• Aim of the task: Return the records word for word. Any pictures in them are not part of the copy.

• Task input:
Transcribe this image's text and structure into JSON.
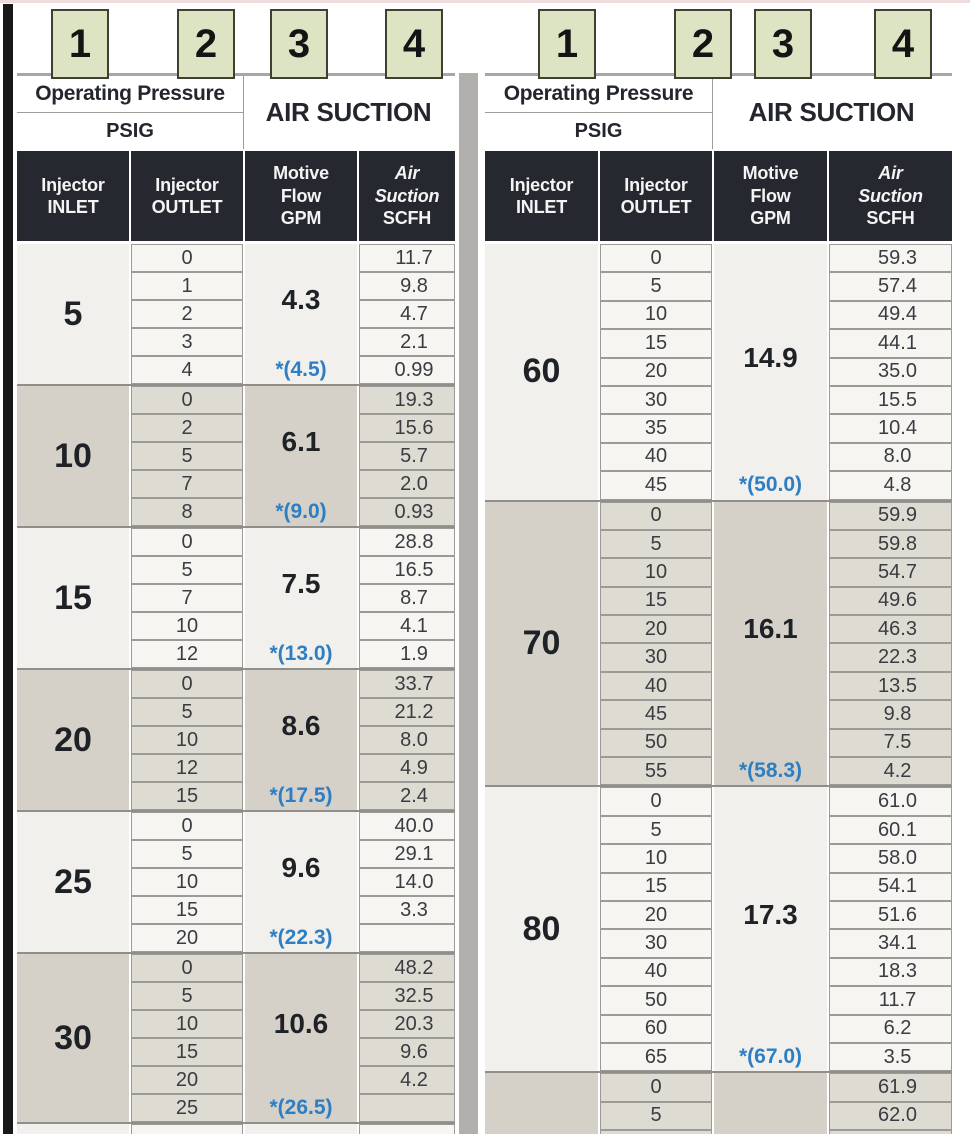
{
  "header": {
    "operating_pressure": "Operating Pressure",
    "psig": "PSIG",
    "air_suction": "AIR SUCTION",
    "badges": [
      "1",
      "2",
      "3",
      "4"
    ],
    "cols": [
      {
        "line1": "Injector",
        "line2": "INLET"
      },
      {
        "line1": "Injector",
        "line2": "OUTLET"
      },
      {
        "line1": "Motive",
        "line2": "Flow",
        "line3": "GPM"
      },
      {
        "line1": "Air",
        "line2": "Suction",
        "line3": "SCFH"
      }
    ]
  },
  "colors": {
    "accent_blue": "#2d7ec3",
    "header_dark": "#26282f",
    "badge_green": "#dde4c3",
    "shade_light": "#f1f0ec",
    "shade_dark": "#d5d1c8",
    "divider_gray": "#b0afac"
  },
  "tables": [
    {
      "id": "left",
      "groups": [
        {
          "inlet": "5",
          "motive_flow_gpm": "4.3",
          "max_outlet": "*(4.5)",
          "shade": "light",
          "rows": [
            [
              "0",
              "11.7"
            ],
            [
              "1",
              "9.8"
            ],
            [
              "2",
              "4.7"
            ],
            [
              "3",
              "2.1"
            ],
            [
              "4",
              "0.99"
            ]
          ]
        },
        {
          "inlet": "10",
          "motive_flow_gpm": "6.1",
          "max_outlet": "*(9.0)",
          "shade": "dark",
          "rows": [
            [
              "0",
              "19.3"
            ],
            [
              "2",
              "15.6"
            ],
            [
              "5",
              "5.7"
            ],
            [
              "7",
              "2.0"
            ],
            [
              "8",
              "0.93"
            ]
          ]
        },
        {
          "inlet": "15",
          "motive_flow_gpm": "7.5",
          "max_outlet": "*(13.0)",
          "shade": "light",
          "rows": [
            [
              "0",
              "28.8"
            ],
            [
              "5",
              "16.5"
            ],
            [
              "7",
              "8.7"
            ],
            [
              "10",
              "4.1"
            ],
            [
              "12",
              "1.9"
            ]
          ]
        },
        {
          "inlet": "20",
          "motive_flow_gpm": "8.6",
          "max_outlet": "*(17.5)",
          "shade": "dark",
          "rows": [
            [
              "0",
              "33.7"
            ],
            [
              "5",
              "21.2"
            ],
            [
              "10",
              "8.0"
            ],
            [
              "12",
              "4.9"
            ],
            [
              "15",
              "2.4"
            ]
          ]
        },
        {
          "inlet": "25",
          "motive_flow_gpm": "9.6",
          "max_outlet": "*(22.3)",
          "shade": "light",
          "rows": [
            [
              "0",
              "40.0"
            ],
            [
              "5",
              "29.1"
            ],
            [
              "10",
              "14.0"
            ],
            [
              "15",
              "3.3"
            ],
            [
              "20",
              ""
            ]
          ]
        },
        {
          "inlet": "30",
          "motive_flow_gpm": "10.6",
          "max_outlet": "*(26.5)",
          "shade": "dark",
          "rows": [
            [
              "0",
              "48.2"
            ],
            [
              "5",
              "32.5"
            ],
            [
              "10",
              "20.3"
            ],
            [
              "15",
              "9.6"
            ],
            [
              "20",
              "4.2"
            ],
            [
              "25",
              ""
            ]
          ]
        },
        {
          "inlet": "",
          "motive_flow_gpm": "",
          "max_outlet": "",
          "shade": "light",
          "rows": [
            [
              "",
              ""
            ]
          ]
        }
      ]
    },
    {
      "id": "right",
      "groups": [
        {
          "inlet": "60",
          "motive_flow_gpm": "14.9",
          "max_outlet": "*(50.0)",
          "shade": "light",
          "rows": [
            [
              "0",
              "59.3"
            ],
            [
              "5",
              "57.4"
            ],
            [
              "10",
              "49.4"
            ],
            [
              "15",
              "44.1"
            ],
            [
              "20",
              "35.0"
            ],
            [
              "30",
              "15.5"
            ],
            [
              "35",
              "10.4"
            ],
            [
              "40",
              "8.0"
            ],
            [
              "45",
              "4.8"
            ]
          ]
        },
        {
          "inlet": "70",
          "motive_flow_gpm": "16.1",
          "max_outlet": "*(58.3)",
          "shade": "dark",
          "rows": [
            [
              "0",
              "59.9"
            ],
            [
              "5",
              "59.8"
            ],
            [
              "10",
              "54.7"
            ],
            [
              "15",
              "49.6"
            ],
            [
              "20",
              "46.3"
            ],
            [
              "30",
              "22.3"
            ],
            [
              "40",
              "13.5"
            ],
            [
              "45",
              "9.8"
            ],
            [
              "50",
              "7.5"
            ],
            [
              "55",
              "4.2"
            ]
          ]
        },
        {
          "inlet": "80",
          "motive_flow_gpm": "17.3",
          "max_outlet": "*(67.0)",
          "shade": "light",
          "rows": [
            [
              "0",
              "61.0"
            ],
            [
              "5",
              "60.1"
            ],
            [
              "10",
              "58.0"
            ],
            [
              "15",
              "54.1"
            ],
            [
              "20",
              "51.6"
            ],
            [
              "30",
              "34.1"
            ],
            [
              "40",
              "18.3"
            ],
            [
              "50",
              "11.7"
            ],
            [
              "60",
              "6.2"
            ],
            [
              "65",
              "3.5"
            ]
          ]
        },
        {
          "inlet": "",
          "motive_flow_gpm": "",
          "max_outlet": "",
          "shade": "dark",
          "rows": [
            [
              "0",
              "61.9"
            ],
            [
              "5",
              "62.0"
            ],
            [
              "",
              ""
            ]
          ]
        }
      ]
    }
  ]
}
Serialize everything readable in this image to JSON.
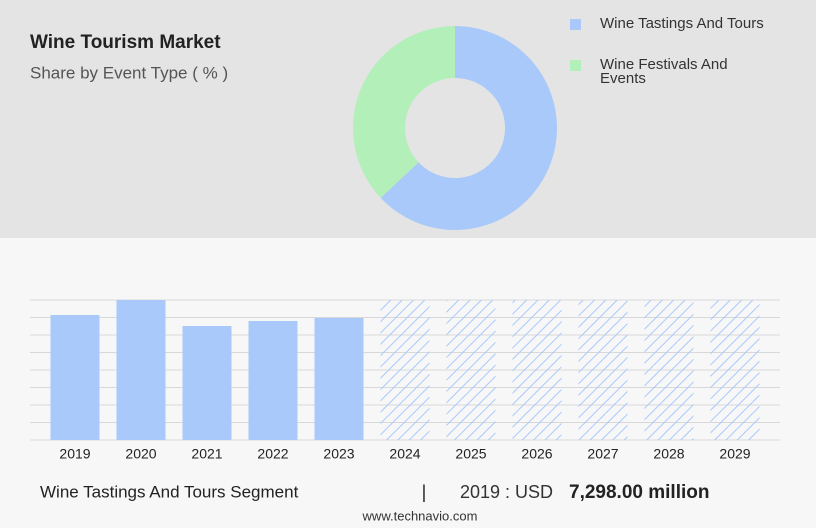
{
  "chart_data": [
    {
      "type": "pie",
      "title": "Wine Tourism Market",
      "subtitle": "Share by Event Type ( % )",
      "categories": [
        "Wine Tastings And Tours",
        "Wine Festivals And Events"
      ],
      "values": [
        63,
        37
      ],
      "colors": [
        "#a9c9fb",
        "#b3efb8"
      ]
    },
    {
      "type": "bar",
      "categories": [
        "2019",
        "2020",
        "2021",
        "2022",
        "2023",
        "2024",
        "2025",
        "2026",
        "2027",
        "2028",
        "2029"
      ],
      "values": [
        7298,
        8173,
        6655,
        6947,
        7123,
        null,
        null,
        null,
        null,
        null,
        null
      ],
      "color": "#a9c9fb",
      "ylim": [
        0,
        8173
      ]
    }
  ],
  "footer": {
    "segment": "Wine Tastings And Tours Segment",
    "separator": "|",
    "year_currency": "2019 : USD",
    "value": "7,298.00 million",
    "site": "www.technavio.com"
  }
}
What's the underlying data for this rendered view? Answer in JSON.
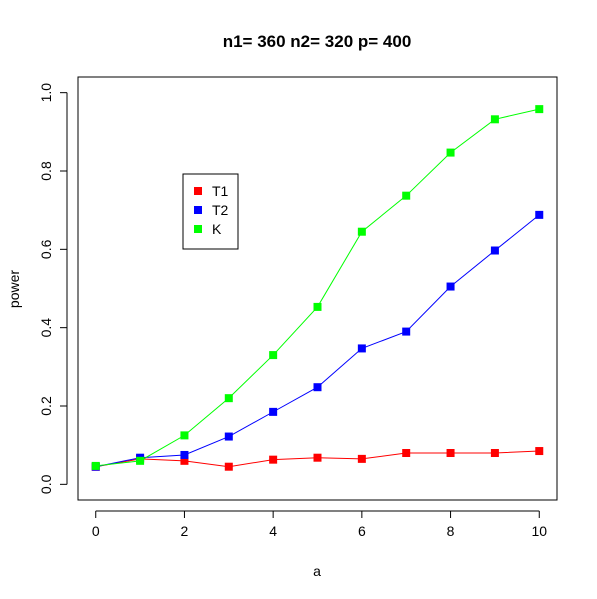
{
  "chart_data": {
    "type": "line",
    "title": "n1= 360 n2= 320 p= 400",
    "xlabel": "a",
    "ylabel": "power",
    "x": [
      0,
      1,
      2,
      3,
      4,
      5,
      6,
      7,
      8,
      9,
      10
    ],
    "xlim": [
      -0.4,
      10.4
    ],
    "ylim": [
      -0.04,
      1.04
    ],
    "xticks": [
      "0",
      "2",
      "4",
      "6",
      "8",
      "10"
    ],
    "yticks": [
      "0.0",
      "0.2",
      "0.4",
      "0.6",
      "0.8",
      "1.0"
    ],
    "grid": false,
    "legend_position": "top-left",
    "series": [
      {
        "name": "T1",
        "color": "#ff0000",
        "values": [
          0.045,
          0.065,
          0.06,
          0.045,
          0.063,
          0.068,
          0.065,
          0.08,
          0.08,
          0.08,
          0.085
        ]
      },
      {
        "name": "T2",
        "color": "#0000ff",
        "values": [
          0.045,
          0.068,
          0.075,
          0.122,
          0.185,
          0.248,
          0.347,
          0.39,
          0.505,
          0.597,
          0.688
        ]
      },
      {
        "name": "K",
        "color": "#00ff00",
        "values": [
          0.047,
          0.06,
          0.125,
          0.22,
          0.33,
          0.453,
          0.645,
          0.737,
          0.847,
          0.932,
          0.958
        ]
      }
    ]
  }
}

• Response below:
Transcribe this image's text and structure into JSON.
{
  "header": {
    "operating_pressure": "Operating Pressure",
    "psig": "PSIG",
    "air_suction": "AIR SUCTION",
    "badges": [
      "1",
      "2",
      "3",
      "4"
    ],
    "cols": [
      {
        "line1": "Injector",
        "line2": "INLET"
      },
      {
        "line1": "Injector",
        "line2": "OUTLET"
      },
      {
        "line1": "Motive",
        "line2": "Flow",
        "line3": "GPM"
      },
      {
        "line1": "Air",
        "line2": "Suction",
        "line3": "SCFH"
      }
    ]
  },
  "colors": {
    "accent_blue": "#2d7ec3",
    "header_dark": "#26282f",
    "badge_green": "#dde4c3",
    "shade_light": "#f1f0ec",
    "shade_dark": "#d5d1c8",
    "divider_gray": "#b0afac"
  },
  "tables": [
    {
      "id": "left",
      "groups": [
        {
          "inlet": "5",
          "motive_flow_gpm": "4.3",
          "max_outlet": "*(4.5)",
          "shade": "light",
          "rows": [
            [
              "0",
              "11.7"
            ],
            [
              "1",
              "9.8"
            ],
            [
              "2",
              "4.7"
            ],
            [
              "3",
              "2.1"
            ],
            [
              "4",
              "0.99"
            ]
          ]
        },
        {
          "inlet": "10",
          "motive_flow_gpm": "6.1",
          "max_outlet": "*(9.0)",
          "shade": "dark",
          "rows": [
            [
              "0",
              "19.3"
            ],
            [
              "2",
              "15.6"
            ],
            [
              "5",
              "5.7"
            ],
            [
              "7",
              "2.0"
            ],
            [
              "8",
              "0.93"
            ]
          ]
        },
        {
          "inlet": "15",
          "motive_flow_gpm": "7.5",
          "max_outlet": "*(13.0)",
          "shade": "light",
          "rows": [
            [
              "0",
              "28.8"
            ],
            [
              "5",
              "16.5"
            ],
            [
              "7",
              "8.7"
            ],
            [
              "10",
              "4.1"
            ],
            [
              "12",
              "1.9"
            ]
          ]
        },
        {
          "inlet": "20",
          "motive_flow_gpm": "8.6",
          "max_outlet": "*(17.5)",
          "shade": "dark",
          "rows": [
            [
              "0",
              "33.7"
            ],
            [
              "5",
              "21.2"
            ],
            [
              "10",
              "8.0"
            ],
            [
              "12",
              "4.9"
            ],
            [
              "15",
              "2.4"
            ]
          ]
        },
        {
          "inlet": "25",
          "motive_flow_gpm": "9.6",
          "max_outlet": "*(22.3)",
          "shade": "light",
          "rows": [
            [
              "0",
              "40.0"
            ],
            [
              "5",
              "29.1"
            ],
            [
              "10",
              "14.0"
            ],
            [
              "15",
              "3.3"
            ],
            [
              "20",
              ""
            ]
          ]
        },
        {
          "inlet": "30",
          "motive_flow_gpm": "10.6",
          "max_outlet": "*(26.5)",
          "shade": "dark",
          "rows": [
            [
              "0",
              "48.2"
            ],
            [
              "5",
              "32.5"
            ],
            [
              "10",
              "20.3"
            ],
            [
              "15",
              "9.6"
            ],
            [
              "20",
              "4.2"
            ],
            [
              "25",
              ""
            ]
          ]
        },
        {
          "inlet": "",
          "motive_flow_gpm": "",
          "max_outlet": "",
          "shade": "light",
          "rows": [
            [
              "",
              ""
            ]
          ]
        }
      ]
    },
    {
      "id": "right",
      "groups": [
        {
          "inlet": "60",
          "motive_flow_gpm": "14.9",
          "max_outlet": "*(50.0)",
          "shade": "light",
          "rows": [
            [
              "0",
              "59.3"
            ],
            [
              "5",
              "57.4"
            ],
            [
              "10",
              "49.4"
            ],
            [
              "15",
              "44.1"
            ],
            [
              "20",
              "35.0"
            ],
            [
              "30",
              "15.5"
            ],
            [
              "35",
              "10.4"
            ],
            [
              "40",
              "8.0"
            ],
            [
              "45",
              "4.8"
            ]
          ]
        },
        {
          "inlet": "70",
          "motive_flow_gpm": "16.1",
          "max_outlet": "*(58.3)",
          "shade": "dark",
          "rows": [
            [
              "0",
              "59.9"
            ],
            [
              "5",
              "59.8"
            ],
            [
              "10",
              "54.7"
            ],
            [
              "15",
              "49.6"
            ],
            [
              "20",
              "46.3"
            ],
            [
              "30",
              "22.3"
            ],
            [
              "40",
              "13.5"
            ],
            [
              "45",
              "9.8"
            ],
            [
              "50",
              "7.5"
            ],
            [
              "55",
              "4.2"
            ]
          ]
        },
        {
          "inlet": "80",
          "motive_flow_gpm": "17.3",
          "max_outlet": "*(67.0)",
          "shade": "light",
          "rows": [
            [
              "0",
              "61.0"
            ],
            [
              "5",
              "60.1"
            ],
            [
              "10",
              "58.0"
            ],
            [
              "15",
              "54.1"
            ],
            [
              "20",
              "51.6"
            ],
            [
              "30",
              "34.1"
            ],
            [
              "40",
              "18.3"
            ],
            [
              "50",
              "11.7"
            ],
            [
              "60",
              "6.2"
            ],
            [
              "65",
              "3.5"
            ]
          ]
        },
        {
          "inlet": "",
          "motive_flow_gpm": "",
          "max_outlet": "",
          "shade": "dark",
          "rows": [
            [
              "0",
              "61.9"
            ],
            [
              "5",
              "62.0"
            ],
            [
              "",
              ""
            ]
          ]
        }
      ]
    }
  ]
}
Serialize everything readable in this image to JSON.
{
  "chart_data": [
    {
      "type": "pie",
      "title": "Wine Tourism Market",
      "subtitle": "Share by Event Type ( % )",
      "categories": [
        "Wine Tastings And Tours",
        "Wine Festivals And Events"
      ],
      "values": [
        63,
        37
      ],
      "colors": [
        "#a9c9fb",
        "#b3efb8"
      ]
    },
    {
      "type": "bar",
      "categories": [
        "2019",
        "2020",
        "2021",
        "2022",
        "2023",
        "2024",
        "2025",
        "2026",
        "2027",
        "2028",
        "2029"
      ],
      "values": [
        7298,
        8173,
        6655,
        6947,
        7123,
        null,
        null,
        null,
        null,
        null,
        null
      ],
      "color": "#a9c9fb",
      "ylim": [
        0,
        8173
      ]
    }
  ],
  "footer": {
    "segment": "Wine Tastings And Tours Segment",
    "separator": "|",
    "year_currency": "2019 : USD",
    "value": "7,298.00 million",
    "site": "www.technavio.com"
  }
}
What's the underlying data for this rendered view? Answer in JSON.
{
  "chart_data": {
    "type": "line",
    "title": "n1= 360 n2= 320 p= 400",
    "xlabel": "a",
    "ylabel": "power",
    "x": [
      0,
      1,
      2,
      3,
      4,
      5,
      6,
      7,
      8,
      9,
      10
    ],
    "xlim": [
      -0.4,
      10.4
    ],
    "ylim": [
      -0.04,
      1.04
    ],
    "xticks": [
      "0",
      "2",
      "4",
      "6",
      "8",
      "10"
    ],
    "yticks": [
      "0.0",
      "0.2",
      "0.4",
      "0.6",
      "0.8",
      "1.0"
    ],
    "grid": false,
    "legend_position": "top-left",
    "series": [
      {
        "name": "T1",
        "color": "#ff0000",
        "values": [
          0.045,
          0.065,
          0.06,
          0.045,
          0.063,
          0.068,
          0.065,
          0.08,
          0.08,
          0.08,
          0.085
        ]
      },
      {
        "name": "T2",
        "color": "#0000ff",
        "values": [
          0.045,
          0.068,
          0.075,
          0.122,
          0.185,
          0.248,
          0.347,
          0.39,
          0.505,
          0.597,
          0.688
        ]
      },
      {
        "name": "K",
        "color": "#00ff00",
        "values": [
          0.047,
          0.06,
          0.125,
          0.22,
          0.33,
          0.453,
          0.645,
          0.737,
          0.847,
          0.932,
          0.958
        ]
      }
    ]
  }
}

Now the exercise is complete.